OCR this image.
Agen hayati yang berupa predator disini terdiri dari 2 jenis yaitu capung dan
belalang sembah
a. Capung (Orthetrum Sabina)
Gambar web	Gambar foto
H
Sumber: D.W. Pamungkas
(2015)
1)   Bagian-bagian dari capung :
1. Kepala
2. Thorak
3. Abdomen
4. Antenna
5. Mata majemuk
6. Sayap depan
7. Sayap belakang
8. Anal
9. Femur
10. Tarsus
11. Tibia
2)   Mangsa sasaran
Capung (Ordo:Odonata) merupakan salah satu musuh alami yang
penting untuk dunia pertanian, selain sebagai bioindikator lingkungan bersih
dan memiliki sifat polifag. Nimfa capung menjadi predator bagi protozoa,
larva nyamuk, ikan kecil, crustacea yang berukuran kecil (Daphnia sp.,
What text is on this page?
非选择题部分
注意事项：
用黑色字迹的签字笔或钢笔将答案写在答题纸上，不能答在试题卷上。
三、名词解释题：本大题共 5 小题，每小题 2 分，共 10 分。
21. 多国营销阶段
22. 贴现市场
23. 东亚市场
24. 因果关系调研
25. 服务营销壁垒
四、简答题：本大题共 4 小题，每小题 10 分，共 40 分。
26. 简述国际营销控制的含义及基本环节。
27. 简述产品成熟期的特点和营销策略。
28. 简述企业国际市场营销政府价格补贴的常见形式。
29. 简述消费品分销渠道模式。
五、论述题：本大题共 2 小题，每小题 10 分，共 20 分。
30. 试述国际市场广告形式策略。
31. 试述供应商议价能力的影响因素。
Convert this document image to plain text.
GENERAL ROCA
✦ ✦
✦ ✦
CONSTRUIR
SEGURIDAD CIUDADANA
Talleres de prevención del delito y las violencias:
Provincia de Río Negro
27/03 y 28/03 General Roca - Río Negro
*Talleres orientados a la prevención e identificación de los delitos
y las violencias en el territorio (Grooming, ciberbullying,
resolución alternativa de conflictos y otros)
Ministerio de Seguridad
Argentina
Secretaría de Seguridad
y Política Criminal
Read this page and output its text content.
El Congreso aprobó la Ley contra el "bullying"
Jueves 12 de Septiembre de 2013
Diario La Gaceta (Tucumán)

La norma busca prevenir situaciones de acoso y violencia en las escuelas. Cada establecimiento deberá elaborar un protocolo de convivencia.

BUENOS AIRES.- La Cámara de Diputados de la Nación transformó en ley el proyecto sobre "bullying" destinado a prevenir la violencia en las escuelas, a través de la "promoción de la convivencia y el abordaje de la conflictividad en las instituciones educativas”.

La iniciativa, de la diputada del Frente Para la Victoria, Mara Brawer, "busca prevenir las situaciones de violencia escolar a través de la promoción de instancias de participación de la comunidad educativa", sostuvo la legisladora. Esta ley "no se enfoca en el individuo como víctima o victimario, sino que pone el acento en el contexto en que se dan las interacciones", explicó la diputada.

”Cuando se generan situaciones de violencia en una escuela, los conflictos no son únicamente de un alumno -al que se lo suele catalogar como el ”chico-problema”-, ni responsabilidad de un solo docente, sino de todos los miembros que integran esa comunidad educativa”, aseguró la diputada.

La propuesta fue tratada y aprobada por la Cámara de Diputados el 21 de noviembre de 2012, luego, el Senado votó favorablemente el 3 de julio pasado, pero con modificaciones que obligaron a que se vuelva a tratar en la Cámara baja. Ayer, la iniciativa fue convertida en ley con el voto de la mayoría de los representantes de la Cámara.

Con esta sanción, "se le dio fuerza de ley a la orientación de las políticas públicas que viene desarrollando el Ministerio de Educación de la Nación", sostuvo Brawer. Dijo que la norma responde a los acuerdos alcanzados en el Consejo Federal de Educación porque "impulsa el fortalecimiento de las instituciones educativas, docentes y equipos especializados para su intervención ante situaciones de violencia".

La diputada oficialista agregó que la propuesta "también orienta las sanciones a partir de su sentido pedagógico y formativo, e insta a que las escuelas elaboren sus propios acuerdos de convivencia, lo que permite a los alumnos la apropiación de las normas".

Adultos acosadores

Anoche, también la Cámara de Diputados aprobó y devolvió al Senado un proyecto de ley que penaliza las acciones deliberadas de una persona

The problem: Take every line from the records above that has the word "Talleres" and copy it.

Reply to the task:
Talleres de prevención del delito y las violencias:
*Talleres orientados a la prevención e identificación de los delitos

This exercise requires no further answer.